## PROBLEM
Write out the material exactly, with the pictures left out.

## LISTED ENTRIES
▬▬▬
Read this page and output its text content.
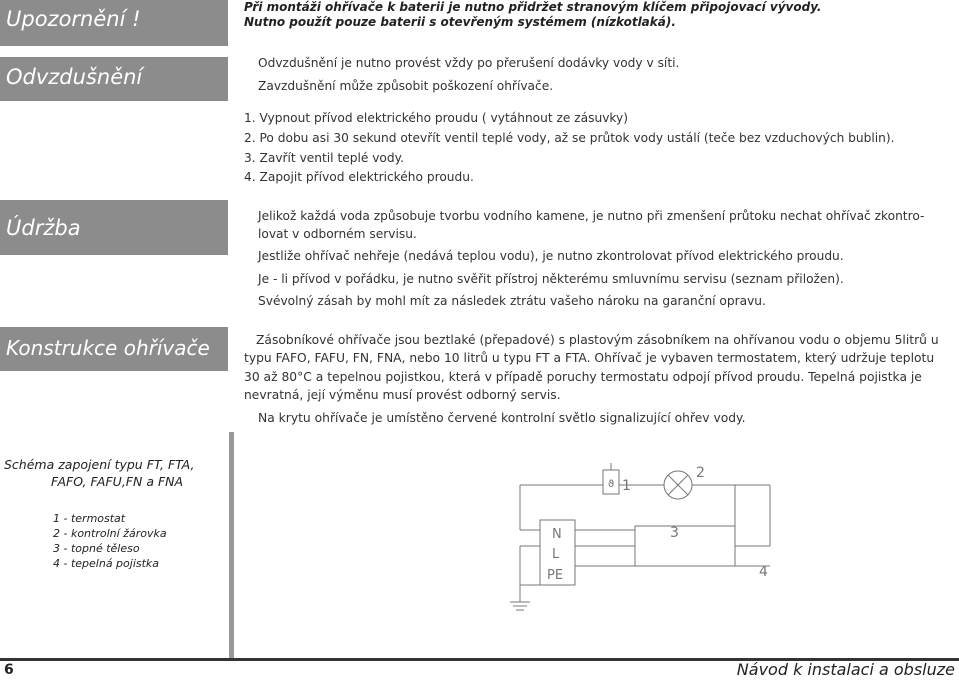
Upozornění !
Odvzdušnění
Údržba
Konstrukce ohřívače
Při montáži ohřívače k baterii je nutno přidržet stranovým klíčem připojovací vývody.
Nutno použít pouze baterii s otevřeným systémem (nízkotlaká).
Odvzdušnění je nutno provést vždy po přerušení dodávky vody v síti.
Zavzdušnění může způsobit poškození ohřívače.
1. Vypnout přívod elektrického proudu ( vytáhnout ze zásuvky)
2. Po dobu asi 30 sekund otevřít ventil teplé vody, až se průtok vody ustálí (teče bez vzduchových bublin).
3. Zavřít ventil teplé vody.
4. Zapojit přívod elektrického proudu.
Jelikož každá voda způsobuje tvorbu vodního kamene, je nutno při zmenšení průtoku nechat ohřívač zkontro-
lovat v odborném servisu.
Jestliže ohřívač nehřeje (nedává teplou vodu), je nutno zkontrolovat přívod elektrického proudu.
Je - li přívod v pořádku, je nutno svěřit přístroj některému smluvnímu servisu (seznam přiložen).
Svévolný zásah by mohl mít za následek ztrátu vašeho nároku na garanční opravu.
Zásobníkové ohřívače jsou beztlaké (přepadové) s plastovým zásobníkem na ohřívanou vodu o objemu 5litrů u
typu FAFO, FAFU, FN, FNA, nebo 10 litrů u typu FT a FTA. Ohřívač je vybaven termostatem, který udržuje teplotu
30 až 80°C a tepelnou pojistkou, která v případě poruchy termostatu odpojí přívod proudu. Tepelná pojistka je
nevratná, její výměnu musí provést odborný servis.
Na krytu ohřívače je umístěno červené kontrolní světlo signalizující ohřev vody.
Schéma zapojení typu FT, FTA,
FAFO, FAFU,FN a FNA
1 - termostat
2 - kontrolní žárovka
3 - topné těleso
4 - tepelná pojistka
ϑ 1
2
3
4
N
L
PE
6	Návod k instalaci a obsluze
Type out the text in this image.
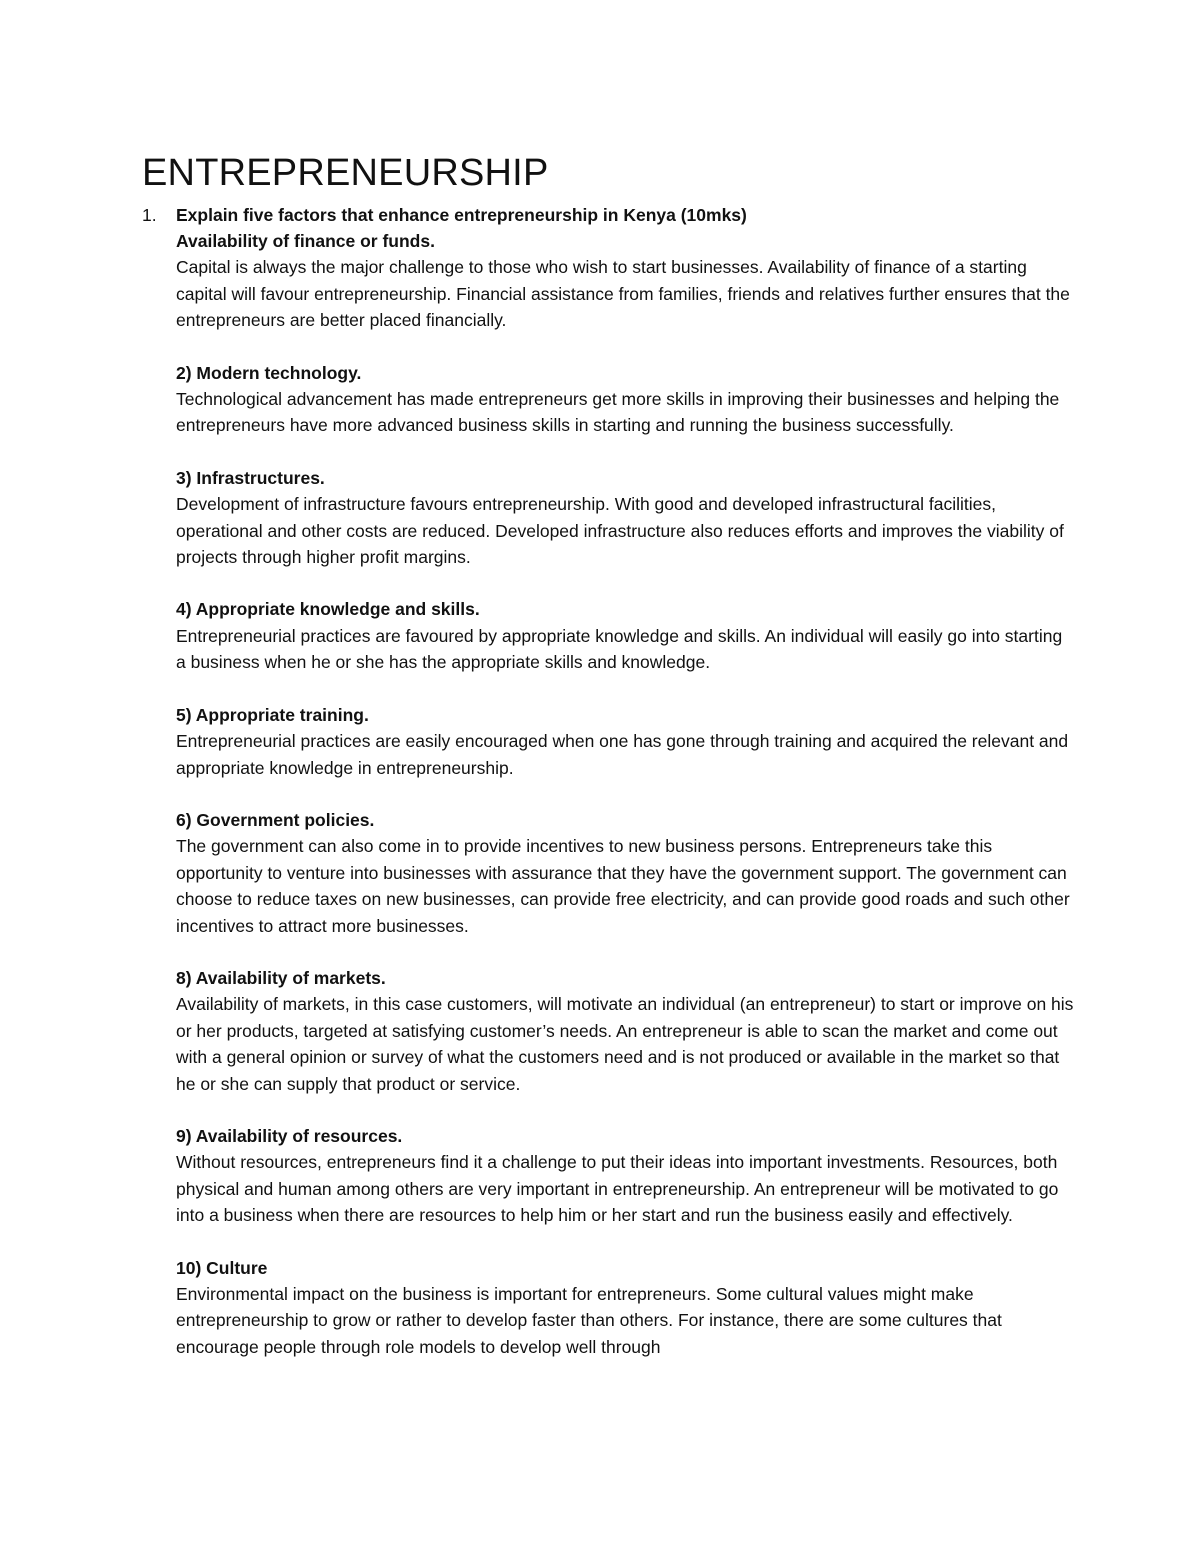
ENTREPRENEURSHIP
1. Explain five factors that enhance entrepreneurship in Kenya (10mks)
Availability of finance or funds.
Capital is always the major challenge to those who wish to start businesses. Availability of finance of a starting capital will favour entrepreneurship. Financial assistance from families, friends and relatives further ensures that the entrepreneurs are better placed financially.
2) Modern technology.
Technological advancement has made entrepreneurs get more skills in improving their businesses and helping the entrepreneurs have more advanced business skills in starting and running the business successfully.
3) Infrastructures.
Development of infrastructure favours entrepreneurship. With good and developed infrastructural facilities, operational and other costs are reduced. Developed infrastructure also reduces efforts and improves the viability of projects through higher profit margins.
4) Appropriate knowledge and skills.
Entrepreneurial practices are favoured by appropriate knowledge and skills. An individual will easily go into starting a business when he or she has the appropriate skills and knowledge.
5) Appropriate training.
Entrepreneurial practices are easily encouraged when one has gone through training and acquired the relevant and appropriate knowledge in entrepreneurship.
6) Government policies.
The government can also come in to provide incentives to new business persons. Entrepreneurs take this opportunity to venture into businesses with assurance that they have the government support. The government can choose to reduce taxes on new businesses, can provide free electricity, and can provide good roads and such other incentives to attract more businesses.
8) Availability of markets.
Availability of markets, in this case customers, will motivate an individual (an entrepreneur) to start or improve on his or her products, targeted at satisfying customer’s needs. An entrepreneur is able to scan the market and come out with a general opinion or survey of what the customers need and is not produced or available in the market so that he or she can supply that product or service.
9) Availability of resources.
Without resources, entrepreneurs find it a challenge to put their ideas into important investments. Resources, both physical and human among others are very important in entrepreneurship. An entrepreneur will be motivated to go into a business when there are resources to help him or her start and run the business easily and effectively.
10) Culture
Environmental impact on the business is important for entrepreneurs. Some cultural values might make entrepreneurship to grow or rather to develop faster than others. For instance, there are some cultures that encourage people through role models to develop well through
▬▬▬
## PROBLEM SOLUTION
Read this page and output its text content.
Upozornění !
Odvzdušnění
Údržba
Konstrukce ohřívače
Při montáži ohřívače k baterii je nutno přidržet stranovým klíčem připojovací vývody.
Nutno použít pouze baterii s otevřeným systémem (nízkotlaká).
Odvzdušnění je nutno provést vždy po přerušení dodávky vody v síti.
Zavzdušnění může způsobit poškození ohřívače.
1. Vypnout přívod elektrického proudu ( vytáhnout ze zásuvky)
2. Po dobu asi 30 sekund otevřít ventil teplé vody, až se průtok vody ustálí (teče bez vzduchových bublin).
3. Zavřít ventil teplé vody.
4. Zapojit přívod elektrického proudu.
Jelikož každá voda způsobuje tvorbu vodního kamene, je nutno při zmenšení průtoku nechat ohřívač zkontro-
lovat v odborném servisu.
Jestliže ohřívač nehřeje (nedává teplou vodu), je nutno zkontrolovat přívod elektrického proudu.
Je - li přívod v pořádku, je nutno svěřit přístroj některému smluvnímu servisu (seznam přiložen).
Svévolný zásah by mohl mít za následek ztrátu vašeho nároku na garanční opravu.
Zásobníkové ohřívače jsou beztlaké (přepadové) s plastovým zásobníkem na ohřívanou vodu o objemu 5litrů u
typu FAFO, FAFU, FN, FNA, nebo 10 litrů u typu FT a FTA. Ohřívač je vybaven termostatem, který udržuje teplotu
30 až 80°C a tepelnou pojistkou, která v případě poruchy termostatu odpojí přívod proudu. Tepelná pojistka je
nevratná, její výměnu musí provést odborný servis.
Na krytu ohřívače je umístěno červené kontrolní světlo signalizující ohřev vody.
Schéma zapojení typu FT, FTA,
FAFO, FAFU,FN a FNA
1 - termostat
2 - kontrolní žárovka
3 - topné těleso
4 - tepelná pojistka
ϑ 1
2
3
4
N
L
PE
6	Návod k instalaci a obsluze
Type out the text in this image.
ENTREPRENEURSHIP
1. Explain five factors that enhance entrepreneurship in Kenya (10mks)
Availability of finance or funds.
Capital is always the major challenge to those who wish to start businesses. Availability of finance of a starting capital will favour entrepreneurship. Financial assistance from families, friends and relatives further ensures that the entrepreneurs are better placed financially.
2) Modern technology.
Technological advancement has made entrepreneurs get more skills in improving their businesses and helping the entrepreneurs have more advanced business skills in starting and running the business successfully.
3) Infrastructures.
Development of infrastructure favours entrepreneurship. With good and developed infrastructural facilities, operational and other costs are reduced. Developed infrastructure also reduces efforts and improves the viability of projects through higher profit margins.
4) Appropriate knowledge and skills.
Entrepreneurial practices are favoured by appropriate knowledge and skills. An individual will easily go into starting a business when he or she has the appropriate skills and knowledge.
5) Appropriate training.
Entrepreneurial practices are easily encouraged when one has gone through training and acquired the relevant and appropriate knowledge in entrepreneurship.
6) Government policies.
The government can also come in to provide incentives to new business persons. Entrepreneurs take this opportunity to venture into businesses with assurance that they have the government support. The government can choose to reduce taxes on new businesses, can provide free electricity, and can provide good roads and such other incentives to attract more businesses.
8) Availability of markets.
Availability of markets, in this case customers, will motivate an individual (an entrepreneur) to start or improve on his or her products, targeted at satisfying customer’s needs. An entrepreneur is able to scan the market and come out with a general opinion or survey of what the customers need and is not produced or available in the market so that he or she can supply that product or service.
9) Availability of resources.
Without resources, entrepreneurs find it a challenge to put their ideas into important investments. Resources, both physical and human among others are very important in entrepreneurship. An entrepreneur will be motivated to go into a business when there are resources to help him or her start and run the business easily and effectively.
10) Culture
Environmental impact on the business is important for entrepreneurs. Some cultural values might make entrepreneurship to grow or rather to develop faster than others. For instance, there are some cultures that encourage people through role models to develop well through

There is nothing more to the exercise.